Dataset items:
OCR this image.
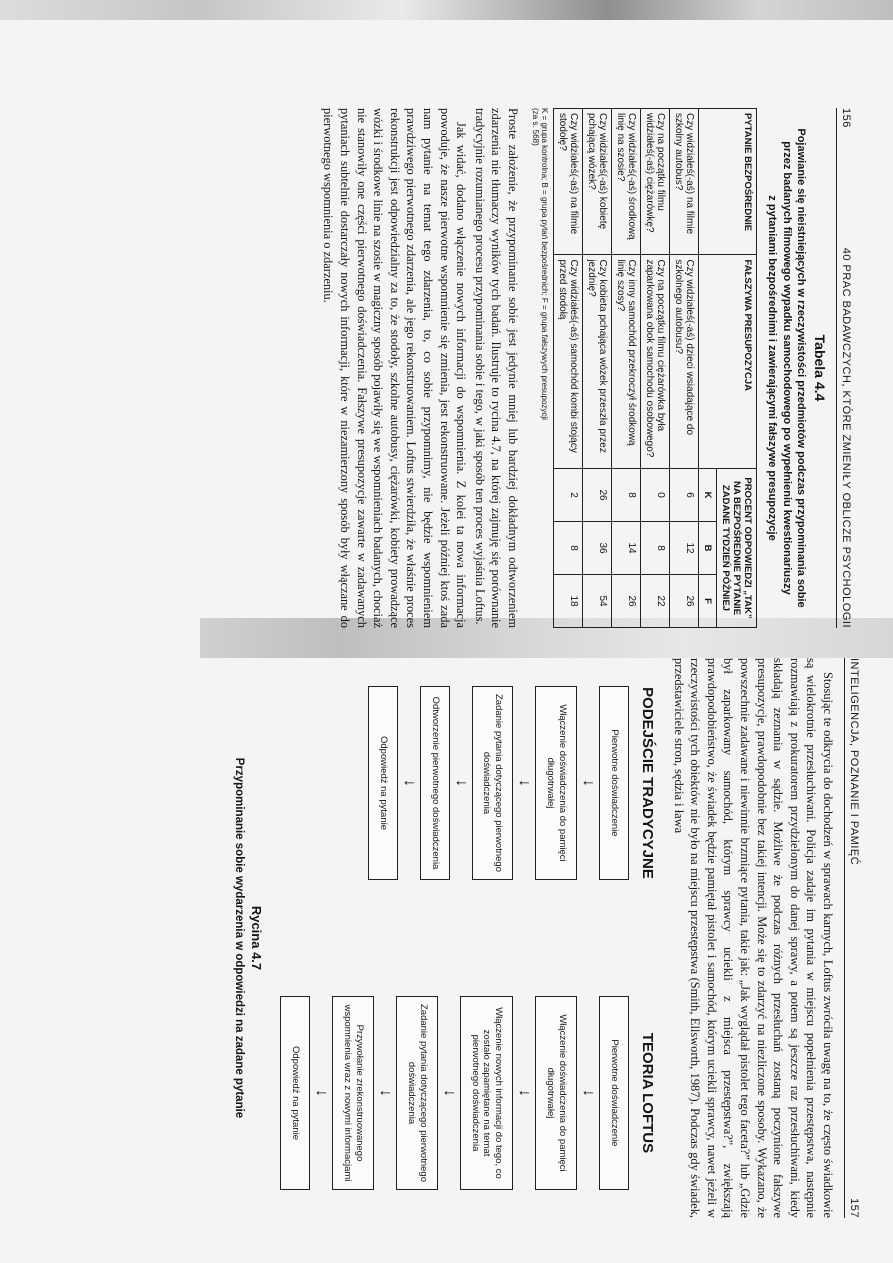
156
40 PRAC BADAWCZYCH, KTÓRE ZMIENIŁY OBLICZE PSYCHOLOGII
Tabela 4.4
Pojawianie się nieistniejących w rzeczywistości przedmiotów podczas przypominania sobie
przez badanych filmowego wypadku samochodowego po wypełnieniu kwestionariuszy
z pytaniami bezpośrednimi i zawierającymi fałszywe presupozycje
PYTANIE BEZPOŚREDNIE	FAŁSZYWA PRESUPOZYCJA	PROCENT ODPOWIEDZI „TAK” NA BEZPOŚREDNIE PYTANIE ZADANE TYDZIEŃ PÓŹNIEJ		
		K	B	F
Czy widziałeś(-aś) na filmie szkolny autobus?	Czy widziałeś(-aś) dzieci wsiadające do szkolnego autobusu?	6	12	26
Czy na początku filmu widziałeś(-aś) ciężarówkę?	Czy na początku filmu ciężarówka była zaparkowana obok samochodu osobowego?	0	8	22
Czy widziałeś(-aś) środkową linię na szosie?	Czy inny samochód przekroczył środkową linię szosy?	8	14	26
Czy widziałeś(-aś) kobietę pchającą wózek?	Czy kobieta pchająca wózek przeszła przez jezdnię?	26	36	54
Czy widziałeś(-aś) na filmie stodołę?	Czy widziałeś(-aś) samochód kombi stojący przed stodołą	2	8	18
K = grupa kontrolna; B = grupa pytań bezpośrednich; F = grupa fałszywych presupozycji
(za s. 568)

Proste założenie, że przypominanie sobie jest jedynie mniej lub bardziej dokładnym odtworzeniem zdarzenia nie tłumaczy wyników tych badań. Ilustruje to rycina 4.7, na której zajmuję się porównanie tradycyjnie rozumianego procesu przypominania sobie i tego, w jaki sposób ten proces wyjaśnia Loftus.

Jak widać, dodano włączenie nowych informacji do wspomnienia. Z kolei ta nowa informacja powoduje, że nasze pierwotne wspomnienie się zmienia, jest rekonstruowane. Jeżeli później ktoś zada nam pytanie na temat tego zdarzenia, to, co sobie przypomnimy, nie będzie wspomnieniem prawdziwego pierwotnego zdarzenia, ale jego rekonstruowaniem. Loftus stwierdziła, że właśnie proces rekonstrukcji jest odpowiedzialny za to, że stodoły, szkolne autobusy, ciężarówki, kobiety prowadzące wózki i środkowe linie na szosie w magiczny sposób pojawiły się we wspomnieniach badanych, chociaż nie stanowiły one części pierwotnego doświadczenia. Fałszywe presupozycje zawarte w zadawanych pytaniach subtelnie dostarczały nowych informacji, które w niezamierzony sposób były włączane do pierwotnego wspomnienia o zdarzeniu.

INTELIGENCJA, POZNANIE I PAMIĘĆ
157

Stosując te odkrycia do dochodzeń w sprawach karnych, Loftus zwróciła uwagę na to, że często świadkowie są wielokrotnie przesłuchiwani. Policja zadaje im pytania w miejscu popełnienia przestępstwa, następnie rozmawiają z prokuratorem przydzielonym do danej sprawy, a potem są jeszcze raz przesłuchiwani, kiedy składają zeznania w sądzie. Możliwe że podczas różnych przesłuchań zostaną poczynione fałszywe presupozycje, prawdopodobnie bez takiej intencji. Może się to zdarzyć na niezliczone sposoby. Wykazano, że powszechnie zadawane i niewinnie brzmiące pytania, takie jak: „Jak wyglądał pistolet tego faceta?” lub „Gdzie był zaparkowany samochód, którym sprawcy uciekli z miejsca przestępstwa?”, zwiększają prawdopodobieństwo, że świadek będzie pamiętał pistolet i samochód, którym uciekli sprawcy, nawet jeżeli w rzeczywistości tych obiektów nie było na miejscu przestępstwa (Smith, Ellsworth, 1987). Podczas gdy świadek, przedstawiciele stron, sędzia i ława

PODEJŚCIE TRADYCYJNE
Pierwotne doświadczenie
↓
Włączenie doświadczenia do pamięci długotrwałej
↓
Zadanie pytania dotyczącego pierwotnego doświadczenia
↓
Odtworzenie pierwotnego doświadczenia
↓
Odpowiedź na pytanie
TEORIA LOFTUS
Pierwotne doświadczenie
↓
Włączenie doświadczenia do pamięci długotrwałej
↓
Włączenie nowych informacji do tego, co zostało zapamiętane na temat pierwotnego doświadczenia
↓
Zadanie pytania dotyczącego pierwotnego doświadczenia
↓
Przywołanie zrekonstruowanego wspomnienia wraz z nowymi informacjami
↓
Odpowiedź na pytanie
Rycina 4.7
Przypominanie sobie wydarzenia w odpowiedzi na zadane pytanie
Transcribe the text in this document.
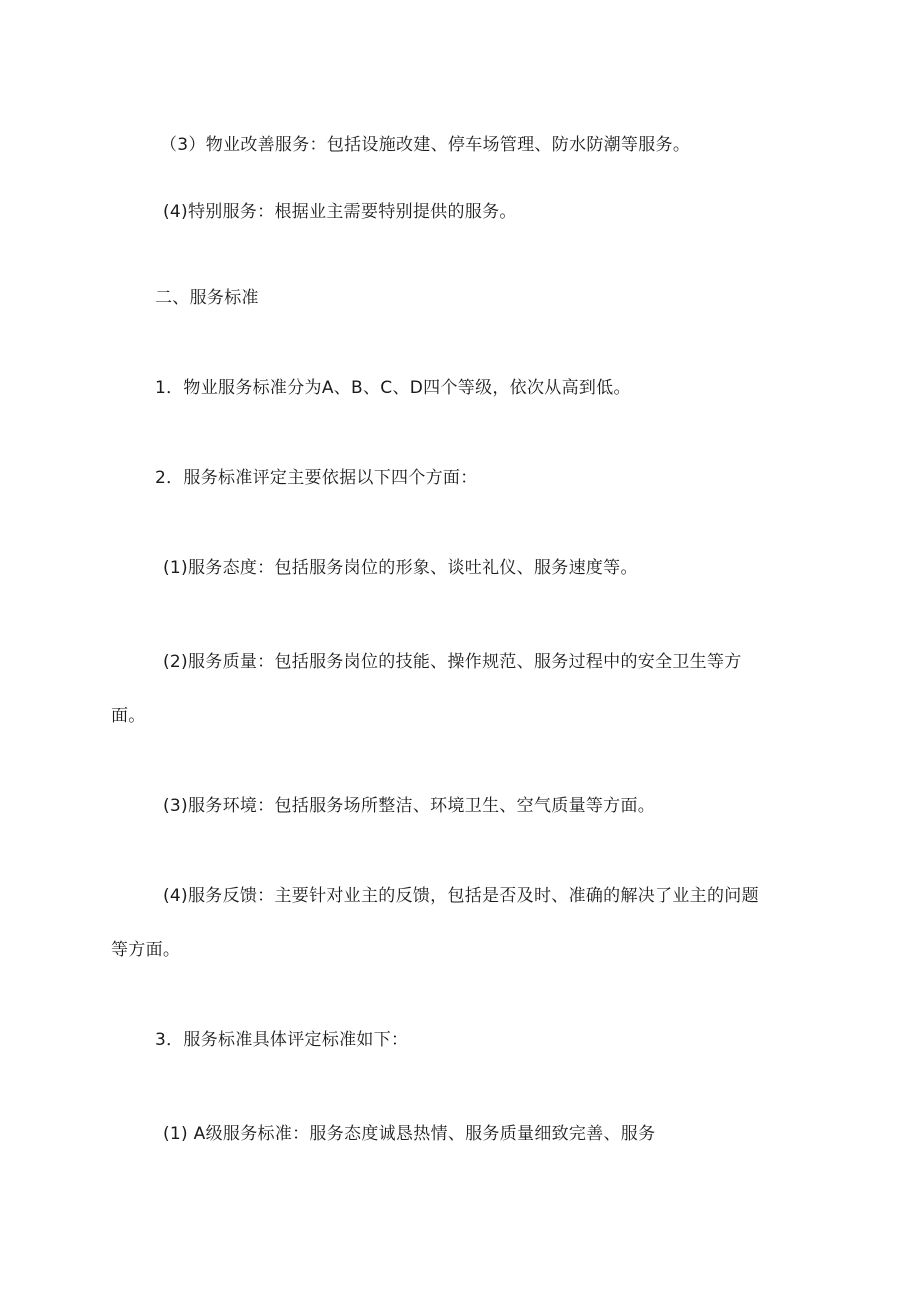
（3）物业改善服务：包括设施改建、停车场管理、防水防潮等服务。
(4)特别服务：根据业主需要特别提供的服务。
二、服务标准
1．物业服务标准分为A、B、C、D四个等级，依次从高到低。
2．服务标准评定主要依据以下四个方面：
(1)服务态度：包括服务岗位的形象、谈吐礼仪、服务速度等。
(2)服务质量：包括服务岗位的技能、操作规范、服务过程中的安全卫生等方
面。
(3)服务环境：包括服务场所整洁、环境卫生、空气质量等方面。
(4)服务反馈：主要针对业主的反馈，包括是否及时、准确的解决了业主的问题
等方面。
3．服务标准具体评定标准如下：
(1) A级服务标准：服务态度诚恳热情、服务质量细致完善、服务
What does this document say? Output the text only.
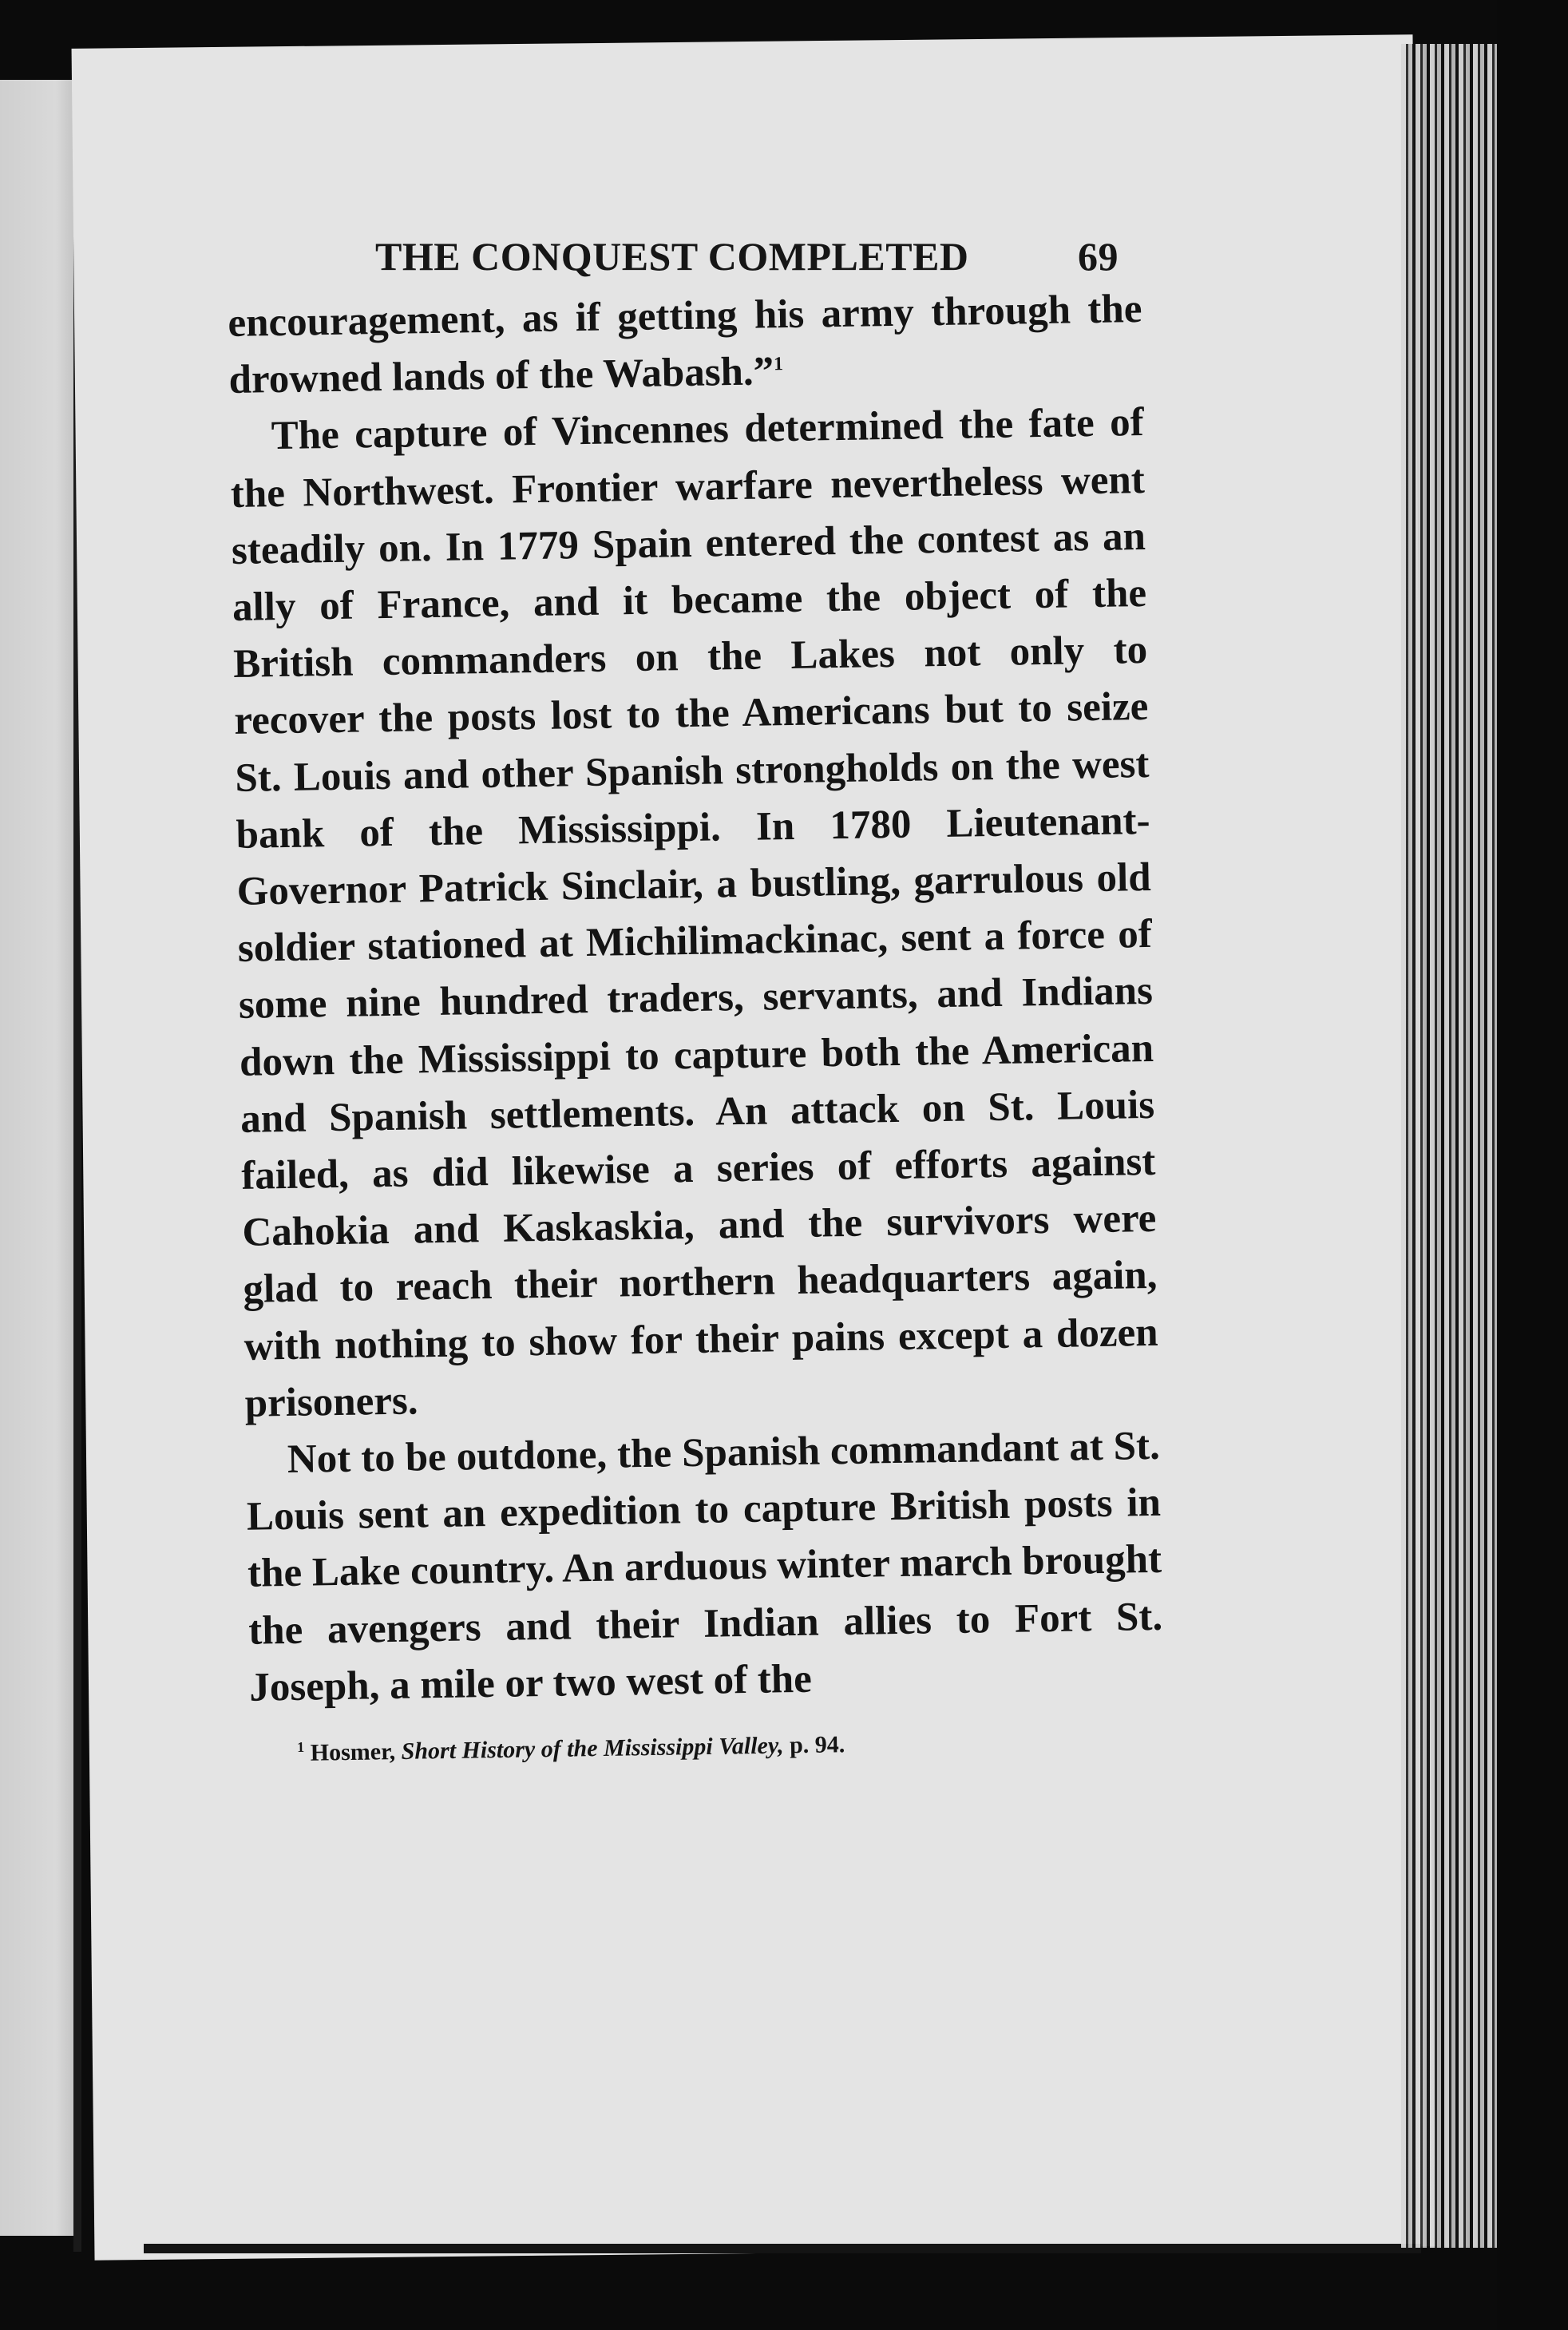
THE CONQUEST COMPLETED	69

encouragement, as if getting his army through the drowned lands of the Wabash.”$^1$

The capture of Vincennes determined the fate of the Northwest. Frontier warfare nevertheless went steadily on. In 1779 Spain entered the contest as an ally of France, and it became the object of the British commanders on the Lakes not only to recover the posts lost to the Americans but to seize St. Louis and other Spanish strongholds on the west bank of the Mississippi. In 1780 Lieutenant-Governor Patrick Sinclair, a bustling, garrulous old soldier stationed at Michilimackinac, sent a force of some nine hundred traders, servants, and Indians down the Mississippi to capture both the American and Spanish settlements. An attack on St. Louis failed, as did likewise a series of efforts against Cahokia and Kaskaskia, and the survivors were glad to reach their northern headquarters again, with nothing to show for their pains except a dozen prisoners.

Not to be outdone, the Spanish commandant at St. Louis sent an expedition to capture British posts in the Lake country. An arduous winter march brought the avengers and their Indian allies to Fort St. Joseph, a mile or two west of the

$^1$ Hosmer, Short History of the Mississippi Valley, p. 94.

- [TASK INSTRUCTIONS]:
Print each of the records above exactly as written, leaving no picture in the copy.

- [RESULT]:
OCR this image.
156
40 PRAC BADAWCZYCH, KTÓRE ZMIENIŁY OBLICZE PSYCHOLOGII
Tabela 4.4
Pojawianie się nieistniejących w rzeczywistości przedmiotów podczas przypominania sobie
przez badanych filmowego wypadku samochodowego po wypełnieniu kwestionariuszy
z pytaniami bezpośrednimi i zawierającymi fałszywe presupozycje
PYTANIE BEZPOŚREDNIE	FAŁSZYWA PRESUPOZYCJA	PROCENT ODPOWIEDZI „TAK” NA BEZPOŚREDNIE PYTANIE ZADANE TYDZIEŃ PÓŹNIEJ		
		K	B	F
Czy widziałeś(-aś) na filmie szkolny autobus?	Czy widziałeś(-aś) dzieci wsiadające do szkolnego autobusu?	6	12	26
Czy na początku filmu widziałeś(-aś) ciężarówkę?	Czy na początku filmu ciężarówka była zaparkowana obok samochodu osobowego?	0	8	22
Czy widziałeś(-aś) środkową linię na szosie?	Czy inny samochód przekroczył środkową linię szosy?	8	14	26
Czy widziałeś(-aś) kobietę pchającą wózek?	Czy kobieta pchająca wózek przeszła przez jezdnię?	26	36	54
Czy widziałeś(-aś) na filmie stodołę?	Czy widziałeś(-aś) samochód kombi stojący przed stodołą	2	8	18
K = grupa kontrolna; B = grupa pytań bezpośrednich; F = grupa fałszywych presupozycji
(za s. 568)

Proste założenie, że przypominanie sobie jest jedynie mniej lub bardziej dokładnym odtworzeniem zdarzenia nie tłumaczy wyników tych badań. Ilustruje to rycina 4.7, na której zajmuję się porównanie tradycyjnie rozumianego procesu przypominania sobie i tego, w jaki sposób ten proces wyjaśnia Loftus.

Jak widać, dodano włączenie nowych informacji do wspomnienia. Z kolei ta nowa informacja powoduje, że nasze pierwotne wspomnienie się zmienia, jest rekonstruowane. Jeżeli później ktoś zada nam pytanie na temat tego zdarzenia, to, co sobie przypomnimy, nie będzie wspomnieniem prawdziwego pierwotnego zdarzenia, ale jego rekonstruowaniem. Loftus stwierdziła, że właśnie proces rekonstrukcji jest odpowiedzialny za to, że stodoły, szkolne autobusy, ciężarówki, kobiety prowadzące wózki i środkowe linie na szosie w magiczny sposób pojawiły się we wspomnieniach badanych, chociaż nie stanowiły one części pierwotnego doświadczenia. Fałszywe presupozycje zawarte w zadawanych pytaniach subtelnie dostarczały nowych informacji, które w niezamierzony sposób były włączane do pierwotnego wspomnienia o zdarzeniu.

INTELIGENCJA, POZNANIE I PAMIĘĆ
157

Stosując te odkrycia do dochodzeń w sprawach karnych, Loftus zwróciła uwagę na to, że często świadkowie są wielokrotnie przesłuchiwani. Policja zadaje im pytania w miejscu popełnienia przestępstwa, następnie rozmawiają z prokuratorem przydzielonym do danej sprawy, a potem są jeszcze raz przesłuchiwani, kiedy składają zeznania w sądzie. Możliwe że podczas różnych przesłuchań zostaną poczynione fałszywe presupozycje, prawdopodobnie bez takiej intencji. Może się to zdarzyć na niezliczone sposoby. Wykazano, że powszechnie zadawane i niewinnie brzmiące pytania, takie jak: „Jak wyglądał pistolet tego faceta?” lub „Gdzie był zaparkowany samochód, którym sprawcy uciekli z miejsca przestępstwa?”, zwiększają prawdopodobieństwo, że świadek będzie pamiętał pistolet i samochód, którym uciekli sprawcy, nawet jeżeli w rzeczywistości tych obiektów nie było na miejscu przestępstwa (Smith, Ellsworth, 1987). Podczas gdy świadek, przedstawiciele stron, sędzia i ława

PODEJŚCIE TRADYCYJNE
Pierwotne doświadczenie
↓
Włączenie doświadczenia do pamięci długotrwałej
↓
Zadanie pytania dotyczącego pierwotnego doświadczenia
↓
Odtworzenie pierwotnego doświadczenia
↓
Odpowiedź na pytanie
TEORIA LOFTUS
Pierwotne doświadczenie
↓
Włączenie doświadczenia do pamięci długotrwałej
↓
Włączenie nowych informacji do tego, co zostało zapamiętane na temat pierwotnego doświadczenia
↓
Zadanie pytania dotyczącego pierwotnego doświadczenia
↓
Przywołanie zrekonstruowanego wspomnienia wraz z nowymi informacjami
↓
Odpowiedź na pytanie
Rycina 4.7
Przypominanie sobie wydarzenia w odpowiedzi na zadane pytanie
Transcribe the text in this document.
（3）物业改善服务：包括设施改建、停车场管理、防水防潮等服务。
(4)特别服务：根据业主需要特别提供的服务。
二、服务标准
1．物业服务标准分为A、B、C、D四个等级，依次从高到低。
2．服务标准评定主要依据以下四个方面：
(1)服务态度：包括服务岗位的形象、谈吐礼仪、服务速度等。
(2)服务质量：包括服务岗位的技能、操作规范、服务过程中的安全卫生等方
面。
(3)服务环境：包括服务场所整洁、环境卫生、空气质量等方面。
(4)服务反馈：主要针对业主的反馈，包括是否及时、准确的解决了业主的问题
等方面。
3．服务标准具体评定标准如下：
(1) A级服务标准：服务态度诚恳热情、服务质量细致完善、服务
What does this document say? Output the text only.
THE CONQUEST COMPLETED	69

encouragement, as if getting his army through the drowned lands of the Wabash.”$^1$

The capture of Vincennes determined the fate of the Northwest. Frontier warfare nevertheless went steadily on. In 1779 Spain entered the contest as an ally of France, and it became the object of the British commanders on the Lakes not only to recover the posts lost to the Americans but to seize St. Louis and other Spanish strongholds on the west bank of the Mississippi. In 1780 Lieutenant-Governor Patrick Sinclair, a bustling, garrulous old soldier stationed at Michilimackinac, sent a force of some nine hundred traders, servants, and Indians down the Mississippi to capture both the American and Spanish settlements. An attack on St. Louis failed, as did likewise a series of efforts against Cahokia and Kaskaskia, and the survivors were glad to reach their northern headquarters again, with nothing to show for their pains except a dozen prisoners.

Not to be outdone, the Spanish commandant at St. Louis sent an expedition to capture British posts in the Lake country. An arduous winter march brought the avengers and their Indian allies to Fort St. Joseph, a mile or two west of the

$^1$ Hosmer, Short History of the Mississippi Valley, p. 94.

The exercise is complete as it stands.